= Task directions =
Looking through the listing, how many of its lines hold the word "title"? Answer with only the number.

= Items =
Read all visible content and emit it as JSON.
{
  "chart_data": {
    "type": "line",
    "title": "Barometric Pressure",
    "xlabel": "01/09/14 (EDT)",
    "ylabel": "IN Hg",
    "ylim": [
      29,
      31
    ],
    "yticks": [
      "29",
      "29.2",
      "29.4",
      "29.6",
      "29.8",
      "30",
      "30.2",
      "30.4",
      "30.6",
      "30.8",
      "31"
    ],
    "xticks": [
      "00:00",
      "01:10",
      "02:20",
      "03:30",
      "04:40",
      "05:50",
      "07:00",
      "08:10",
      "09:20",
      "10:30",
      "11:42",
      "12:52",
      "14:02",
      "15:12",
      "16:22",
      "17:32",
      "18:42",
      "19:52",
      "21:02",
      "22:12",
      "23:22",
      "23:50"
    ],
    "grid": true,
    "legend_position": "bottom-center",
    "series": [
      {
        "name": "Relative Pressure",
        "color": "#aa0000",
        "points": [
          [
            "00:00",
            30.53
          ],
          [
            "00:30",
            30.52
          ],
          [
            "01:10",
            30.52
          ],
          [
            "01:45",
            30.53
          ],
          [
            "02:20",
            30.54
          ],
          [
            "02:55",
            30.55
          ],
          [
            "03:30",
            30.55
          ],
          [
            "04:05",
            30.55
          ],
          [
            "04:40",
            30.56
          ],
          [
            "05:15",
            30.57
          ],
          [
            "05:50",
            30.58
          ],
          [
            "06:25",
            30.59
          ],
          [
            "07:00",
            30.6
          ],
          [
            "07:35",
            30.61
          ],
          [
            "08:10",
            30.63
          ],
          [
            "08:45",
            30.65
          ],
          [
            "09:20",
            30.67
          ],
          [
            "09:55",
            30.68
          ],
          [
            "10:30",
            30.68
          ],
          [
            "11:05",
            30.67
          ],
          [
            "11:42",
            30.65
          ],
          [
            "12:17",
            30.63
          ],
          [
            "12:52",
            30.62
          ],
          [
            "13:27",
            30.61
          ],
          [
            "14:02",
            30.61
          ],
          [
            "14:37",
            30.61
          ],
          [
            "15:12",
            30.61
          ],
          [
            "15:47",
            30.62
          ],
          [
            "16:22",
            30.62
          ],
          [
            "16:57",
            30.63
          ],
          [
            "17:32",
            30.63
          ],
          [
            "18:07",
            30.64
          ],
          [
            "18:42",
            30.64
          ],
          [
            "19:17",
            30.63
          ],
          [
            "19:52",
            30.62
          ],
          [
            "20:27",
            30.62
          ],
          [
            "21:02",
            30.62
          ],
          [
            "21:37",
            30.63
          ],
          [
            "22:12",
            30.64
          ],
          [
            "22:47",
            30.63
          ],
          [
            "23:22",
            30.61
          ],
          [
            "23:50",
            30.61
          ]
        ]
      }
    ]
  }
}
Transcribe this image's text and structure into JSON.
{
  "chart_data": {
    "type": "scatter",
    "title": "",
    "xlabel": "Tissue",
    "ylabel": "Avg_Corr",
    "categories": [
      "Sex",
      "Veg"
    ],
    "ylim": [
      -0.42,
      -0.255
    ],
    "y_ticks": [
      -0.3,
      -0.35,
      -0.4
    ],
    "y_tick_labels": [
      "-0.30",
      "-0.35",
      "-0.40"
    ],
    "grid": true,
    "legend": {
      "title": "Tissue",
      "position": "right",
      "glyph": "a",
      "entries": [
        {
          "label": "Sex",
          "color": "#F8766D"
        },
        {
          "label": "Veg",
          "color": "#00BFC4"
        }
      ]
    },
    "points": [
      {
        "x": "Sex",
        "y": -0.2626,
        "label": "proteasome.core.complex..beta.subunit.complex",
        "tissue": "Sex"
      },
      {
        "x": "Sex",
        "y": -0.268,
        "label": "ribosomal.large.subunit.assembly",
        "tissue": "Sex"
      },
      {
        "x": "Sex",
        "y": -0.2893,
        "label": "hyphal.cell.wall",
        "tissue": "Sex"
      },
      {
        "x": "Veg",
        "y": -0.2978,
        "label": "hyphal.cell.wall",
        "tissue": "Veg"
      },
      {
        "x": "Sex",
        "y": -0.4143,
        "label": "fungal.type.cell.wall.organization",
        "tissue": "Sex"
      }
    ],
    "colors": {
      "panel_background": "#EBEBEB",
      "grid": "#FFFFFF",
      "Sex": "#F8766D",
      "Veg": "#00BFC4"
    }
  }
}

= Final answer =
3